→ **Exercise directions**
Return every entry exactly as written.

→ **Data**

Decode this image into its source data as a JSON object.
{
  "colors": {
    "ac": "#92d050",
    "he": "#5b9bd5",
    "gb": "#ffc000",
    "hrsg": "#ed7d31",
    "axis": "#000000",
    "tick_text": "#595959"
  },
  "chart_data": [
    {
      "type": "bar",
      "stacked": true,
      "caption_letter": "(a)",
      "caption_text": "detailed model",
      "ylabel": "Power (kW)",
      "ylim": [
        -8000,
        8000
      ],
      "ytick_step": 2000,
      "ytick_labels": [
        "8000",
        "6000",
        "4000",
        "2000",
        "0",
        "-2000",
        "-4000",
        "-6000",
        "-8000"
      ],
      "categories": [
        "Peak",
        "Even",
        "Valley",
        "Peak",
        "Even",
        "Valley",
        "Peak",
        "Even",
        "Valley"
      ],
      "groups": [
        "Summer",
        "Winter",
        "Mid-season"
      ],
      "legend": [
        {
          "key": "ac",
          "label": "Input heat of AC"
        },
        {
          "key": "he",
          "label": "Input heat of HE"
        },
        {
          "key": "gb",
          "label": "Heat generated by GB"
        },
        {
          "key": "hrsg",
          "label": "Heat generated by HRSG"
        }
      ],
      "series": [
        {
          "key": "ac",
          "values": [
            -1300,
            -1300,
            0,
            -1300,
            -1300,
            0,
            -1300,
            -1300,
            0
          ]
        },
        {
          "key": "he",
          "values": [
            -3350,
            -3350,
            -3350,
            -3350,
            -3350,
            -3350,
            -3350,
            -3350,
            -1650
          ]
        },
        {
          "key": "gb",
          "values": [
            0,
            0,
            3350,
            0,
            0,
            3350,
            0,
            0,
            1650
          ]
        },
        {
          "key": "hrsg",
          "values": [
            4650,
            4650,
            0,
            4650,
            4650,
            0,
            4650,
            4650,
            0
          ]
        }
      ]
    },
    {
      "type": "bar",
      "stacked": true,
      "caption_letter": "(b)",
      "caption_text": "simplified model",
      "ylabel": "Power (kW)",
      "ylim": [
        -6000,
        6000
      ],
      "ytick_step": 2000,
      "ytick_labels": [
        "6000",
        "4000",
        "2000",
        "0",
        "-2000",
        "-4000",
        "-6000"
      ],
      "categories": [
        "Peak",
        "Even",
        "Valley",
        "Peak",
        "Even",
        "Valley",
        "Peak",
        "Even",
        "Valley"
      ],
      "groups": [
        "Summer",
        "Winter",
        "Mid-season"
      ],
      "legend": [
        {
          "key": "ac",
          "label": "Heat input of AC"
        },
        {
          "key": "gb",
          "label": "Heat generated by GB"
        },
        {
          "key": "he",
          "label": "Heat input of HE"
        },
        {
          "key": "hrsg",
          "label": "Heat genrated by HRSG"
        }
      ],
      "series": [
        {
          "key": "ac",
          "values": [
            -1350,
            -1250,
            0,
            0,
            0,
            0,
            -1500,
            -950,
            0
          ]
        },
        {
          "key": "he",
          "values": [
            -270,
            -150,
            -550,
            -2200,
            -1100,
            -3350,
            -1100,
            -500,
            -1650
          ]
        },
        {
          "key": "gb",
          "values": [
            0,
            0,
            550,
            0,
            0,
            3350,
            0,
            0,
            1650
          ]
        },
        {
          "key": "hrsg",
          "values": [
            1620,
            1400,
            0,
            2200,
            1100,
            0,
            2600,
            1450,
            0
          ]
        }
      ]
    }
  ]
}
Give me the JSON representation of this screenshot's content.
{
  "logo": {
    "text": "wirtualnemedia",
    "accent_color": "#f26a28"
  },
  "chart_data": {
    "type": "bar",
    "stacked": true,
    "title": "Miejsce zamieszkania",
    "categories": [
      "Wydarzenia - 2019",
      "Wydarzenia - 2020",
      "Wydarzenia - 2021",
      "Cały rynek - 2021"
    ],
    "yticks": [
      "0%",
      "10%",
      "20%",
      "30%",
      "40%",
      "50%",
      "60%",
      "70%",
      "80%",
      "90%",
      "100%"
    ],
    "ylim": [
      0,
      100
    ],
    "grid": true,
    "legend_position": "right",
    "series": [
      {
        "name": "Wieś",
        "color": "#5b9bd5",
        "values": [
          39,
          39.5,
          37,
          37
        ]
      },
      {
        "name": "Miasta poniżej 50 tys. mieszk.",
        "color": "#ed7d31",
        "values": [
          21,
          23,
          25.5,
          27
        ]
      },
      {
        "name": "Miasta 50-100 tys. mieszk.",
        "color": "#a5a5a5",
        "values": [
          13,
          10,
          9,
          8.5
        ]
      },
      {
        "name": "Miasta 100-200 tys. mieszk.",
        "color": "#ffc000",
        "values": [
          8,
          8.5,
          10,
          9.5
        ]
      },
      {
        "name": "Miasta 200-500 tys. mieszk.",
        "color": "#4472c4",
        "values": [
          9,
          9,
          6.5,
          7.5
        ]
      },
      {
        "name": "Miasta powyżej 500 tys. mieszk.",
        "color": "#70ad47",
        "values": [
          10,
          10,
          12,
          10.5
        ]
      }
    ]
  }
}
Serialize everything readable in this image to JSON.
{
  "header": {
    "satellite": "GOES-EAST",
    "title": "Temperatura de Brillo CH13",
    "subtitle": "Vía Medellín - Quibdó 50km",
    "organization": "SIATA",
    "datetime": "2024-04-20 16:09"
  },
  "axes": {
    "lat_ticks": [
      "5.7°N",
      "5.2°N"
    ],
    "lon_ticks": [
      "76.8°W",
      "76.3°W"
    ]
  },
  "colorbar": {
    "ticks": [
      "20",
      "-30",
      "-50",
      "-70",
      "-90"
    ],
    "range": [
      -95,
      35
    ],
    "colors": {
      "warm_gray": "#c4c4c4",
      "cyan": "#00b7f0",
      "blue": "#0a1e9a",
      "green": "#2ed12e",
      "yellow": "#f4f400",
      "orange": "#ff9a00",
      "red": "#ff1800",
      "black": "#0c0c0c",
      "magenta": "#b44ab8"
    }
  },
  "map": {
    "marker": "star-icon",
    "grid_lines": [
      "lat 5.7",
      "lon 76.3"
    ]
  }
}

→ **Reply to the exercise**
Decode this image into its source data as a JSON object.
{
  "colors": {
    "ac": "#92d050",
    "he": "#5b9bd5",
    "gb": "#ffc000",
    "hrsg": "#ed7d31",
    "axis": "#000000",
    "tick_text": "#595959"
  },
  "chart_data": [
    {
      "type": "bar",
      "stacked": true,
      "caption_letter": "(a)",
      "caption_text": "detailed model",
      "ylabel": "Power (kW)",
      "ylim": [
        -8000,
        8000
      ],
      "ytick_step": 2000,
      "ytick_labels": [
        "8000",
        "6000",
        "4000",
        "2000",
        "0",
        "-2000",
        "-4000",
        "-6000",
        "-8000"
      ],
      "categories": [
        "Peak",
        "Even",
        "Valley",
        "Peak",
        "Even",
        "Valley",
        "Peak",
        "Even",
        "Valley"
      ],
      "groups": [
        "Summer",
        "Winter",
        "Mid-season"
      ],
      "legend": [
        {
          "key": "ac",
          "label": "Input heat of AC"
        },
        {
          "key": "he",
          "label": "Input heat of HE"
        },
        {
          "key": "gb",
          "label": "Heat generated by GB"
        },
        {
          "key": "hrsg",
          "label": "Heat generated by HRSG"
        }
      ],
      "series": [
        {
          "key": "ac",
          "values": [
            -1300,
            -1300,
            0,
            -1300,
            -1300,
            0,
            -1300,
            -1300,
            0
          ]
        },
        {
          "key": "he",
          "values": [
            -3350,
            -3350,
            -3350,
            -3350,
            -3350,
            -3350,
            -3350,
            -3350,
            -1650
          ]
        },
        {
          "key": "gb",
          "values": [
            0,
            0,
            3350,
            0,
            0,
            3350,
            0,
            0,
            1650
          ]
        },
        {
          "key": "hrsg",
          "values": [
            4650,
            4650,
            0,
            4650,
            4650,
            0,
            4650,
            4650,
            0
          ]
        }
      ]
    },
    {
      "type": "bar",
      "stacked": true,
      "caption_letter": "(b)",
      "caption_text": "simplified model",
      "ylabel": "Power (kW)",
      "ylim": [
        -6000,
        6000
      ],
      "ytick_step": 2000,
      "ytick_labels": [
        "6000",
        "4000",
        "2000",
        "0",
        "-2000",
        "-4000",
        "-6000"
      ],
      "categories": [
        "Peak",
        "Even",
        "Valley",
        "Peak",
        "Even",
        "Valley",
        "Peak",
        "Even",
        "Valley"
      ],
      "groups": [
        "Summer",
        "Winter",
        "Mid-season"
      ],
      "legend": [
        {
          "key": "ac",
          "label": "Heat input of AC"
        },
        {
          "key": "gb",
          "label": "Heat generated by GB"
        },
        {
          "key": "he",
          "label": "Heat input of HE"
        },
        {
          "key": "hrsg",
          "label": "Heat genrated by HRSG"
        }
      ],
      "series": [
        {
          "key": "ac",
          "values": [
            -1350,
            -1250,
            0,
            0,
            0,
            0,
            -1500,
            -950,
            0
          ]
        },
        {
          "key": "he",
          "values": [
            -270,
            -150,
            -550,
            -2200,
            -1100,
            -3350,
            -1100,
            -500,
            -1650
          ]
        },
        {
          "key": "gb",
          "values": [
            0,
            0,
            550,
            0,
            0,
            3350,
            0,
            0,
            1650
          ]
        },
        {
          "key": "hrsg",
          "values": [
            1620,
            1400,
            0,
            2200,
            1100,
            0,
            2600,
            1450,
            0
          ]
        }
      ]
    }
  ]
}
Give me the JSON representation of this screenshot's content.
{
  "logo": {
    "text": "wirtualnemedia",
    "accent_color": "#f26a28"
  },
  "chart_data": {
    "type": "bar",
    "stacked": true,
    "title": "Miejsce zamieszkania",
    "categories": [
      "Wydarzenia - 2019",
      "Wydarzenia - 2020",
      "Wydarzenia - 2021",
      "Cały rynek - 2021"
    ],
    "yticks": [
      "0%",
      "10%",
      "20%",
      "30%",
      "40%",
      "50%",
      "60%",
      "70%",
      "80%",
      "90%",
      "100%"
    ],
    "ylim": [
      0,
      100
    ],
    "grid": true,
    "legend_position": "right",
    "series": [
      {
        "name": "Wieś",
        "color": "#5b9bd5",
        "values": [
          39,
          39.5,
          37,
          37
        ]
      },
      {
        "name": "Miasta poniżej 50 tys. mieszk.",
        "color": "#ed7d31",
        "values": [
          21,
          23,
          25.5,
          27
        ]
      },
      {
        "name": "Miasta 50-100 tys. mieszk.",
        "color": "#a5a5a5",
        "values": [
          13,
          10,
          9,
          8.5
        ]
      },
      {
        "name": "Miasta 100-200 tys. mieszk.",
        "color": "#ffc000",
        "values": [
          8,
          8.5,
          10,
          9.5
        ]
      },
      {
        "name": "Miasta 200-500 tys. mieszk.",
        "color": "#4472c4",
        "values": [
          9,
          9,
          6.5,
          7.5
        ]
      },
      {
        "name": "Miasta powyżej 500 tys. mieszk.",
        "color": "#70ad47",
        "values": [
          10,
          10,
          12,
          10.5
        ]
      }
    ]
  }
}
Serialize everything readable in this image to JSON.
{
  "header": {
    "satellite": "GOES-EAST",
    "title": "Temperatura de Brillo CH13",
    "subtitle": "Vía Medellín - Quibdó 50km",
    "organization": "SIATA",
    "datetime": "2024-04-20 16:09"
  },
  "axes": {
    "lat_ticks": [
      "5.7°N",
      "5.2°N"
    ],
    "lon_ticks": [
      "76.8°W",
      "76.3°W"
    ]
  },
  "colorbar": {
    "ticks": [
      "20",
      "-30",
      "-50",
      "-70",
      "-90"
    ],
    "range": [
      -95,
      35
    ],
    "colors": {
      "warm_gray": "#c4c4c4",
      "cyan": "#00b7f0",
      "blue": "#0a1e9a",
      "green": "#2ed12e",
      "yellow": "#f4f400",
      "orange": "#ff9a00",
      "red": "#ff1800",
      "black": "#0c0c0c",
      "magenta": "#b44ab8"
    }
  },
  "map": {
    "marker": "star-icon",
    "grid_lines": [
      "lat 5.7",
      "lon 76.3"
    ]
  }
}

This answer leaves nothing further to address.